What to work on: Find each line with the string "Moritzstr" and report it.

[Stored records]
------------------------------
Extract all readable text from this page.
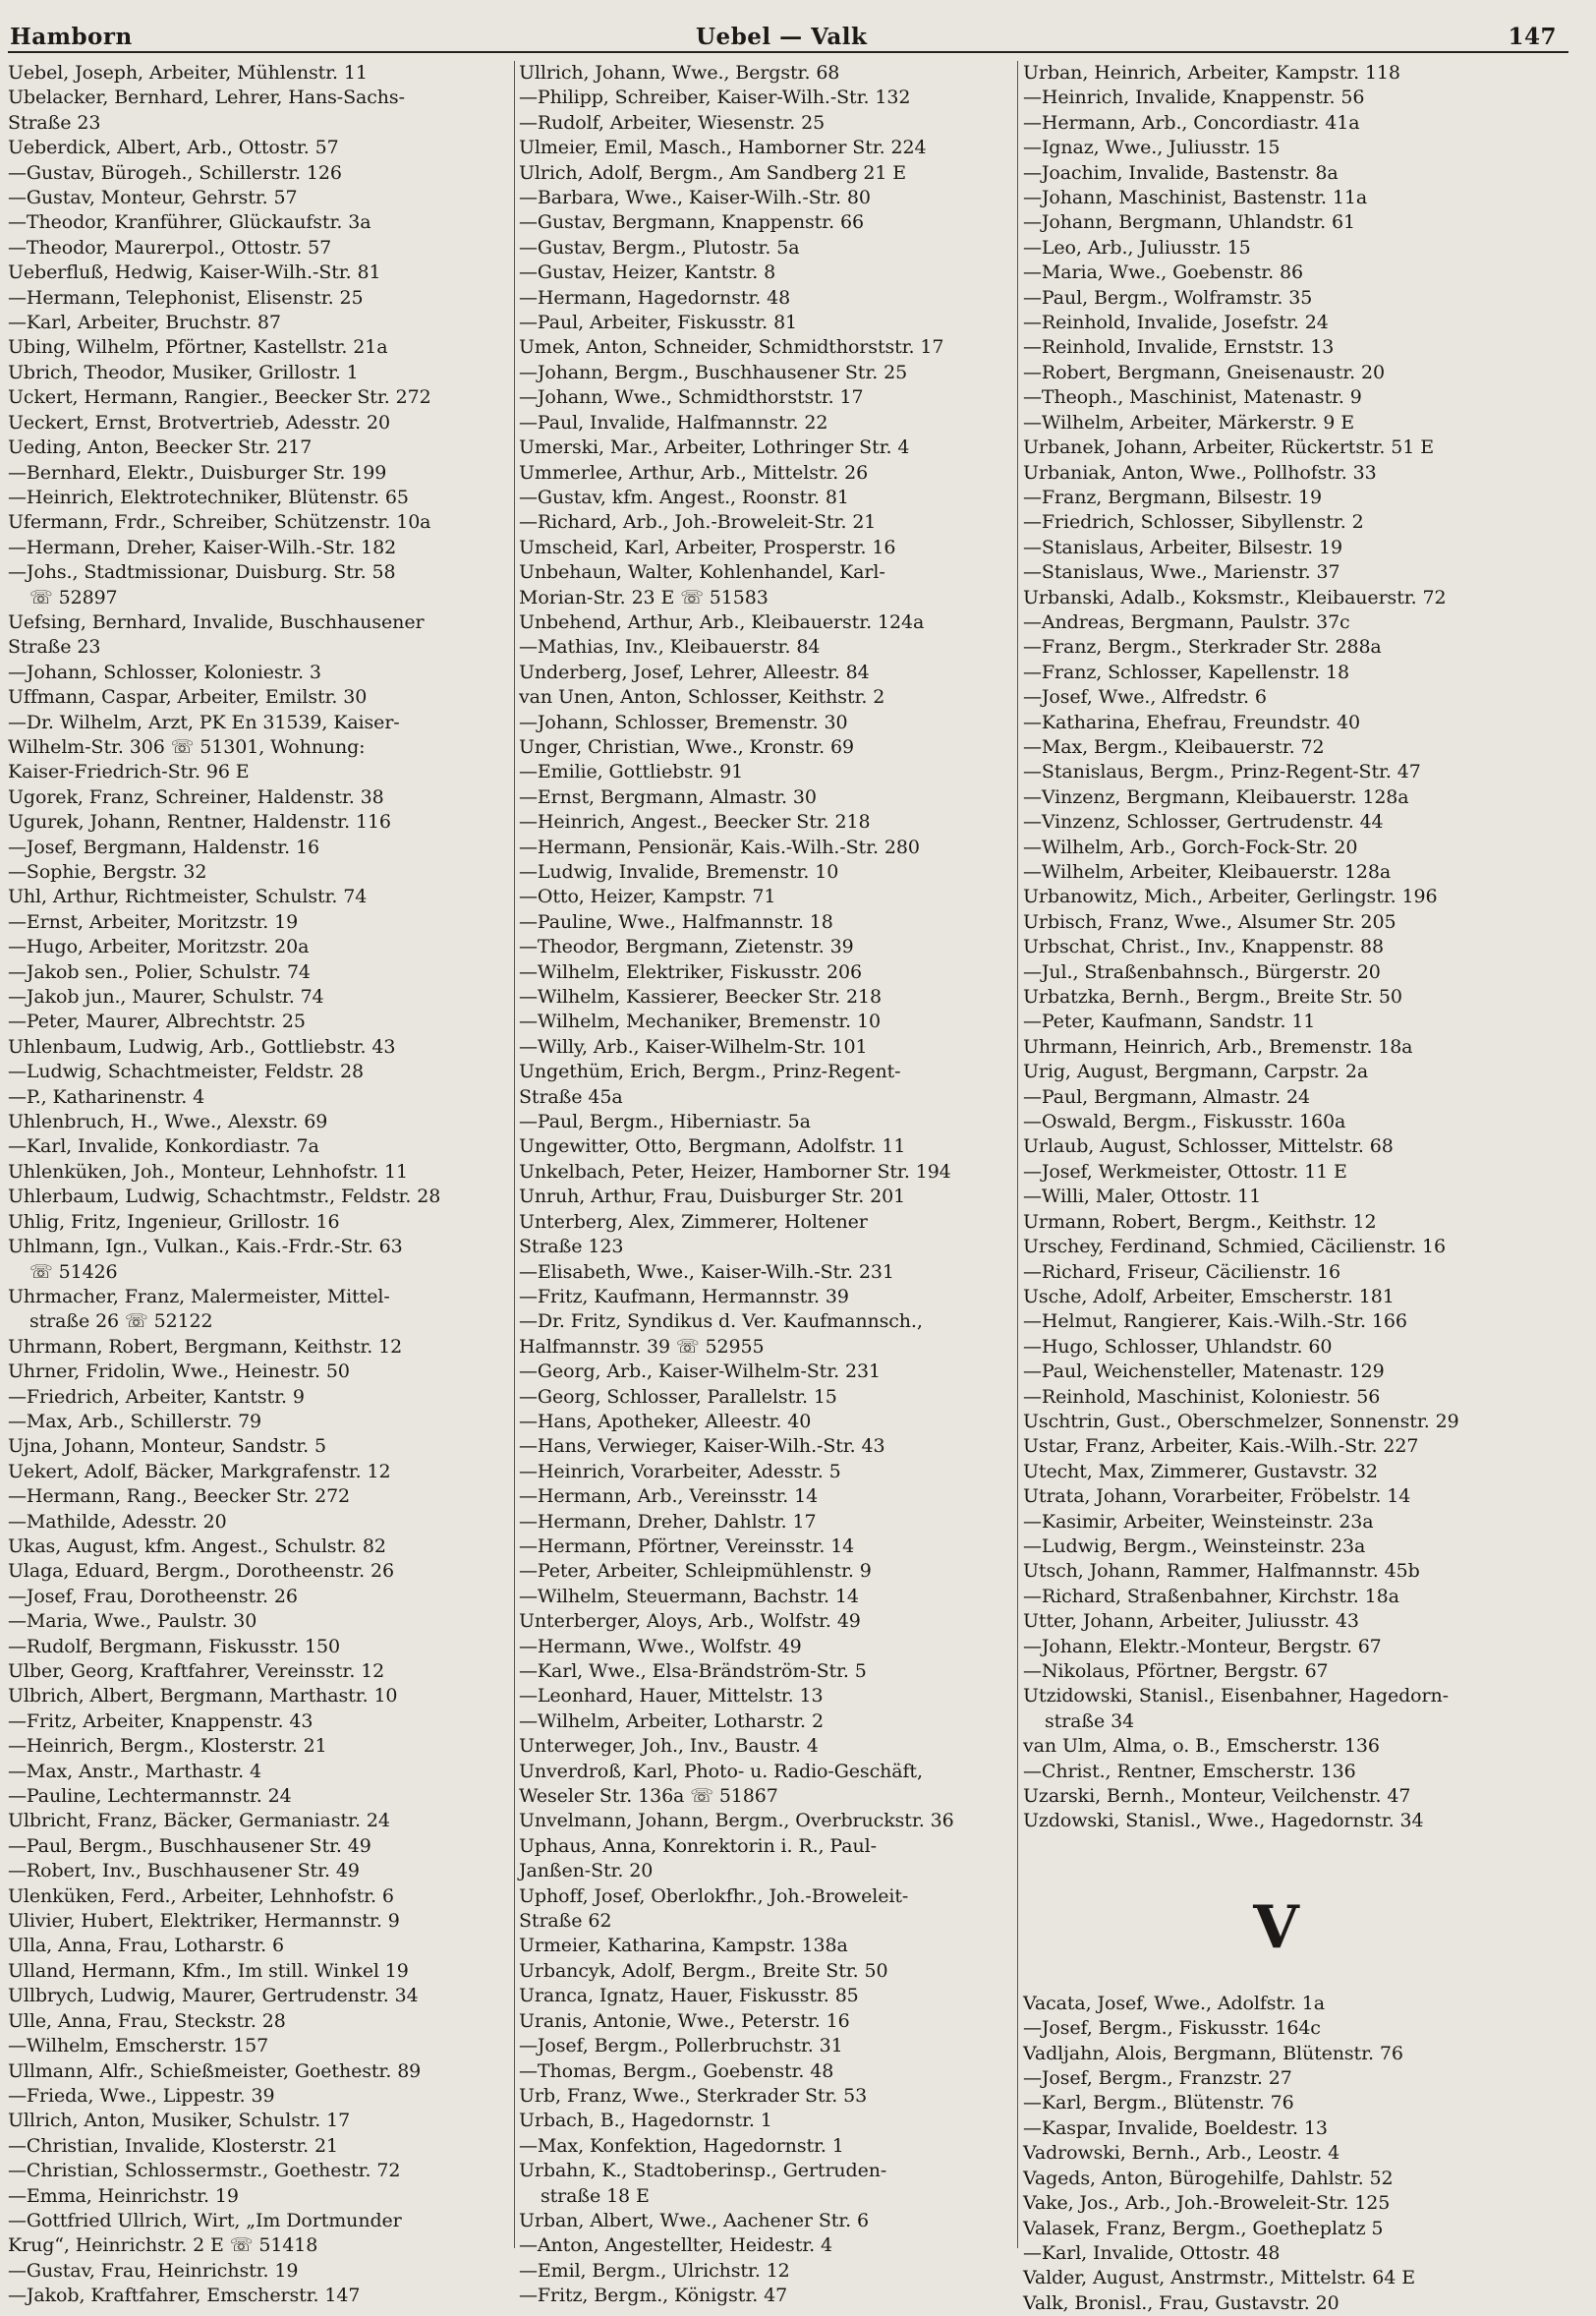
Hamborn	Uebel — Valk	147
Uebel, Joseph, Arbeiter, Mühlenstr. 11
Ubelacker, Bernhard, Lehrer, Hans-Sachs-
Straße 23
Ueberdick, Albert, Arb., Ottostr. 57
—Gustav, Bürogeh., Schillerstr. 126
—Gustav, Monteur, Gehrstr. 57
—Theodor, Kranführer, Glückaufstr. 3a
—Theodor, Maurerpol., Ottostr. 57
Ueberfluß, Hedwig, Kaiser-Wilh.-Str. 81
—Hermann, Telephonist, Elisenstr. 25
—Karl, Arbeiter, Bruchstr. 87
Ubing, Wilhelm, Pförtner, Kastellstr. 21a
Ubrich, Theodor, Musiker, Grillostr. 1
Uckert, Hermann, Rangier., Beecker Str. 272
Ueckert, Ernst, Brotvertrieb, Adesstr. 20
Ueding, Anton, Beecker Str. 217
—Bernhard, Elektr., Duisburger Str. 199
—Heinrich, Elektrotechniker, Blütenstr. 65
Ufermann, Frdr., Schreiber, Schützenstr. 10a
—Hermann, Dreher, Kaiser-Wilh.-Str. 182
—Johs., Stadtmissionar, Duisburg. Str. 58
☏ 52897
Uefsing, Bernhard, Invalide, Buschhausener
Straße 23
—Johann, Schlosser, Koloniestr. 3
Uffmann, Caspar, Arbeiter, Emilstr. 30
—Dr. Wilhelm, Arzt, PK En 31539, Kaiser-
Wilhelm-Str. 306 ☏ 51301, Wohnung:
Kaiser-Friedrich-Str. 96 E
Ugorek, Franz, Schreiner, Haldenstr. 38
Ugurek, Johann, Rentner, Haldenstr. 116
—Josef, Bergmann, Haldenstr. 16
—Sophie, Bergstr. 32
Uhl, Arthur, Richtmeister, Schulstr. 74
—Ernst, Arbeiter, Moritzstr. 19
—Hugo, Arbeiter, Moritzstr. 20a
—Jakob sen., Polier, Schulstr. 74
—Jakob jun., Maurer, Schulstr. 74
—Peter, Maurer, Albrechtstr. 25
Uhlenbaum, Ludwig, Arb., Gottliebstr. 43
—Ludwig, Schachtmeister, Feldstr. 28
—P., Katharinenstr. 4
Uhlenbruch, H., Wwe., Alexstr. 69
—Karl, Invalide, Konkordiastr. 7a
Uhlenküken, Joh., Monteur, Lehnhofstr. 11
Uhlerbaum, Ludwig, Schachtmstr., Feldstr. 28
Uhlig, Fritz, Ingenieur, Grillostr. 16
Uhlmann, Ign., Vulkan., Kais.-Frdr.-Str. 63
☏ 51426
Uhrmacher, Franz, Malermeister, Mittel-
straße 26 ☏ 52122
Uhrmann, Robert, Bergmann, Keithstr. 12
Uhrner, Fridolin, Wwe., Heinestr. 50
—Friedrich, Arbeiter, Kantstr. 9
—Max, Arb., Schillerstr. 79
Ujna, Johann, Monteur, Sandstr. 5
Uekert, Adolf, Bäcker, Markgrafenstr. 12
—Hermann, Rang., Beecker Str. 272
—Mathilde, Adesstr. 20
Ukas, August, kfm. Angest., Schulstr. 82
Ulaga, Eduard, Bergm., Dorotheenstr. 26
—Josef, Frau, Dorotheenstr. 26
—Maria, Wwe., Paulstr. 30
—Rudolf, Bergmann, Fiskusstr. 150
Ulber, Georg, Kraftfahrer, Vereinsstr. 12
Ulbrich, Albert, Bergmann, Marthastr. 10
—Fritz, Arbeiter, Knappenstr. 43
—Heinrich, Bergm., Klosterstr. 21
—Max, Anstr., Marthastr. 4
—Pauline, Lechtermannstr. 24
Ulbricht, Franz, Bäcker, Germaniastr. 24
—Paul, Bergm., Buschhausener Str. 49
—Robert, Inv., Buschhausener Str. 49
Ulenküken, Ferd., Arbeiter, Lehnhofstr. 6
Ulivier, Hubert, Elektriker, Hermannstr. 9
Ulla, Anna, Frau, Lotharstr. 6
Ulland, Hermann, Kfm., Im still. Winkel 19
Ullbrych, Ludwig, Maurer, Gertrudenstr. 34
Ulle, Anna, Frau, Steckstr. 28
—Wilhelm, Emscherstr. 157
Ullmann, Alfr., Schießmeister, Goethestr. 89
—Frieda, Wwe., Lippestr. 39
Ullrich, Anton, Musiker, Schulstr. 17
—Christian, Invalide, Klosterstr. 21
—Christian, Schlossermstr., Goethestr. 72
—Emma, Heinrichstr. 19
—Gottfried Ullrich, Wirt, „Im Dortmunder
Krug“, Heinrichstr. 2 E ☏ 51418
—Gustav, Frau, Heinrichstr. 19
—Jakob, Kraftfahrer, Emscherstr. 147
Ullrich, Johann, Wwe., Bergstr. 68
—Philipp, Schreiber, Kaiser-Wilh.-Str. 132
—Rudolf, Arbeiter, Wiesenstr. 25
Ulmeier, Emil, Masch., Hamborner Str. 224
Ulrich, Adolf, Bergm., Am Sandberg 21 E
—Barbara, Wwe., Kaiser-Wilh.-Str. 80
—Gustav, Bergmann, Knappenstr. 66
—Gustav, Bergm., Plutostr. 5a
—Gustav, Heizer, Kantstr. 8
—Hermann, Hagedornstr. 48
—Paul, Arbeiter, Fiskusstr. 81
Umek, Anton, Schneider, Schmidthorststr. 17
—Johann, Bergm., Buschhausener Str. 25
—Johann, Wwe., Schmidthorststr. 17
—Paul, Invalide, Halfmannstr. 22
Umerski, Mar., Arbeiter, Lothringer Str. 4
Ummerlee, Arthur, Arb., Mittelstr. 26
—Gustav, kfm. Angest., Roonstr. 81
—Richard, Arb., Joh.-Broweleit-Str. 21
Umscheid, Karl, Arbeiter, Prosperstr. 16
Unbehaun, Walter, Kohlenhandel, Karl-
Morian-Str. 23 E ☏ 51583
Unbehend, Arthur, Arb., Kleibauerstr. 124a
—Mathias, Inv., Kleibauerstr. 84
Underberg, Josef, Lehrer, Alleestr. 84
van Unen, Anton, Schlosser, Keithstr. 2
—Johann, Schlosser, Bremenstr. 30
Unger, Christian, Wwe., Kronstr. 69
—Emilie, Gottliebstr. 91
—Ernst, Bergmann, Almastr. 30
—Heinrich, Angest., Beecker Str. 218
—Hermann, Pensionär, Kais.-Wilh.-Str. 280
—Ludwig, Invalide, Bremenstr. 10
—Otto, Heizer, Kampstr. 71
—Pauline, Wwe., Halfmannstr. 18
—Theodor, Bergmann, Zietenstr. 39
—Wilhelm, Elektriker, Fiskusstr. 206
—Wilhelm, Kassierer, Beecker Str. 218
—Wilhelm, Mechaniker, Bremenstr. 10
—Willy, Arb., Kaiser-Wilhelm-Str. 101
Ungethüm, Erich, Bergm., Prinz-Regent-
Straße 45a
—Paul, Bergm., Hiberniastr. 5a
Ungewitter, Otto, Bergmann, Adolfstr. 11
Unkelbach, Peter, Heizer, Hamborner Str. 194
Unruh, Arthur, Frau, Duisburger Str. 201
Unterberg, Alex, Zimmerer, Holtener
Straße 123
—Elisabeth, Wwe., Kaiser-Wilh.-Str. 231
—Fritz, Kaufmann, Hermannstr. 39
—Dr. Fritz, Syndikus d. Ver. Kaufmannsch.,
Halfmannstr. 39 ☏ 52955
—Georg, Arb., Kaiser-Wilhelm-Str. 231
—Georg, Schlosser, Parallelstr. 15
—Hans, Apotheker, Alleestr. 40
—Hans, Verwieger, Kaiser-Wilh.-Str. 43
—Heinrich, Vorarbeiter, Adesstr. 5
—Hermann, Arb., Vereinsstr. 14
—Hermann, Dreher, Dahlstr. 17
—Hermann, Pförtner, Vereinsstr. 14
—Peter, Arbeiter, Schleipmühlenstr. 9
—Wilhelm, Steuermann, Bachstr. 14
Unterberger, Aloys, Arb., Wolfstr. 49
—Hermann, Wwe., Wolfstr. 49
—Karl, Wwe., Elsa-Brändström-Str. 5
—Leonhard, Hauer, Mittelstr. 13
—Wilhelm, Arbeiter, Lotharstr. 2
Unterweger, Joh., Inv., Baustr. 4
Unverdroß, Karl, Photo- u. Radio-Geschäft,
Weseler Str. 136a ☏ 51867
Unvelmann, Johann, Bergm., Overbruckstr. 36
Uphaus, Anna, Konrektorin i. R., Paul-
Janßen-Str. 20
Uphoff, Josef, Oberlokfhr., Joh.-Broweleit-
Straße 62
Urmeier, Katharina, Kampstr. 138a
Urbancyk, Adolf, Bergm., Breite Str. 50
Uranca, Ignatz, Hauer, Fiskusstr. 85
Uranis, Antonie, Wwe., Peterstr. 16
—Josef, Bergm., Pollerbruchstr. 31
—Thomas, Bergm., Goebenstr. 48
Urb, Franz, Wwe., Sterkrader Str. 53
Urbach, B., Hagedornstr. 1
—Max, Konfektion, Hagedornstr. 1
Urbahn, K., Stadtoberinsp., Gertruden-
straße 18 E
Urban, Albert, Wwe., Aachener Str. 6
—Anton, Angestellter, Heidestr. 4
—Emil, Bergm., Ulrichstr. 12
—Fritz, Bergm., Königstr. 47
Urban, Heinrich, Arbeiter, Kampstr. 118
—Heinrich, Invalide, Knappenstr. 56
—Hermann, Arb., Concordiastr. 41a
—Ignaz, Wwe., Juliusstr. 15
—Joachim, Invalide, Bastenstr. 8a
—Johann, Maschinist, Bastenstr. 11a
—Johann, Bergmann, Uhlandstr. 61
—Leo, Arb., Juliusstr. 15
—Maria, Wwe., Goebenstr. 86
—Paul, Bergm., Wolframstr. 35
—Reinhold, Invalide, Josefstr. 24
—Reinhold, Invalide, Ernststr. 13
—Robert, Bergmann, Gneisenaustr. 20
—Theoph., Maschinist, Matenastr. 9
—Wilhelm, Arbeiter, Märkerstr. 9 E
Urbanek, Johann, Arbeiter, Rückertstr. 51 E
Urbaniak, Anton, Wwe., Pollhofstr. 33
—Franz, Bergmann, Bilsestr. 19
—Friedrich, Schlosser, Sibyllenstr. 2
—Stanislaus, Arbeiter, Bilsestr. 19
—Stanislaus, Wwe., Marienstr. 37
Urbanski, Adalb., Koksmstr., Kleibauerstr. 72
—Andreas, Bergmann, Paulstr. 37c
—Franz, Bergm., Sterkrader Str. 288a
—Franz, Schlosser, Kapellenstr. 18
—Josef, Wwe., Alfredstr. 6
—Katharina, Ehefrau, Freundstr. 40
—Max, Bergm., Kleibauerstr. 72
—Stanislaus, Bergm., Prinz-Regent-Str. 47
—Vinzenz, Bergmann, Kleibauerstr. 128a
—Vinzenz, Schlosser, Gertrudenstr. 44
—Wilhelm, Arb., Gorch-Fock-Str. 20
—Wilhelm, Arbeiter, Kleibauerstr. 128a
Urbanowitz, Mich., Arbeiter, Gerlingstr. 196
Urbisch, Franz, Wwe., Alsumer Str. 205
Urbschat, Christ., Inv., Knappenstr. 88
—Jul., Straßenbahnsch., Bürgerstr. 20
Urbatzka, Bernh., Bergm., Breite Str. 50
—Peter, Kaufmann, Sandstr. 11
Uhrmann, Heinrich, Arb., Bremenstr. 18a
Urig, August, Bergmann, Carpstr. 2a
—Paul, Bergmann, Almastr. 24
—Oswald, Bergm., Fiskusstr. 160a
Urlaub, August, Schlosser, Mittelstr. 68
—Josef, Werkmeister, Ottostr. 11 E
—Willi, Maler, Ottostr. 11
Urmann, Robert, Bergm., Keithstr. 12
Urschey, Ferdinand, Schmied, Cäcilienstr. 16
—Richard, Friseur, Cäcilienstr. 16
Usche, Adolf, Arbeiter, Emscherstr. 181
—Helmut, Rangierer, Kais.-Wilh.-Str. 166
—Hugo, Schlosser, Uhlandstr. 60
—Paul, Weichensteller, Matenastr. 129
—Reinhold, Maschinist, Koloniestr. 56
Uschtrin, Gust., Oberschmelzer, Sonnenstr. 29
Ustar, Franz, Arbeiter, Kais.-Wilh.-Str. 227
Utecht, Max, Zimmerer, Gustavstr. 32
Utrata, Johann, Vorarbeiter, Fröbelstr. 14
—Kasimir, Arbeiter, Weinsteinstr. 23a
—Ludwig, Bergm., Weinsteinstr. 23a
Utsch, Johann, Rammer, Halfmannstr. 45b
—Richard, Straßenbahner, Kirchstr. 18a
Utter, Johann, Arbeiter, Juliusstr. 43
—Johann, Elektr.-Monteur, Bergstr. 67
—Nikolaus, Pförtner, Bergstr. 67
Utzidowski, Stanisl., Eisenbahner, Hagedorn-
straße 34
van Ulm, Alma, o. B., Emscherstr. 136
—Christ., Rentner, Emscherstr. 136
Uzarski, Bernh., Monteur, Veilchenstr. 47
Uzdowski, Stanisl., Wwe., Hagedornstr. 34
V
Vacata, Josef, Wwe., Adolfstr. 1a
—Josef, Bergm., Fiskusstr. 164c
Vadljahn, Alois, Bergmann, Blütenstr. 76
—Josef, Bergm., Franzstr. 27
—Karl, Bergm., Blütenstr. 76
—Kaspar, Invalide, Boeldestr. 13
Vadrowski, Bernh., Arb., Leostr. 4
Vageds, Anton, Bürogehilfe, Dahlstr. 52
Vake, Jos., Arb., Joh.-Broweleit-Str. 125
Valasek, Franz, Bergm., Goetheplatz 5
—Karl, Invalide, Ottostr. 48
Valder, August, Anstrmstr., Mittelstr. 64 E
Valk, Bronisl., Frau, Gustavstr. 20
------------------------------
Reply:
—Ernst, Arbeiter, Moritzstr. 19
—Hugo, Arbeiter, Moritzstr. 20a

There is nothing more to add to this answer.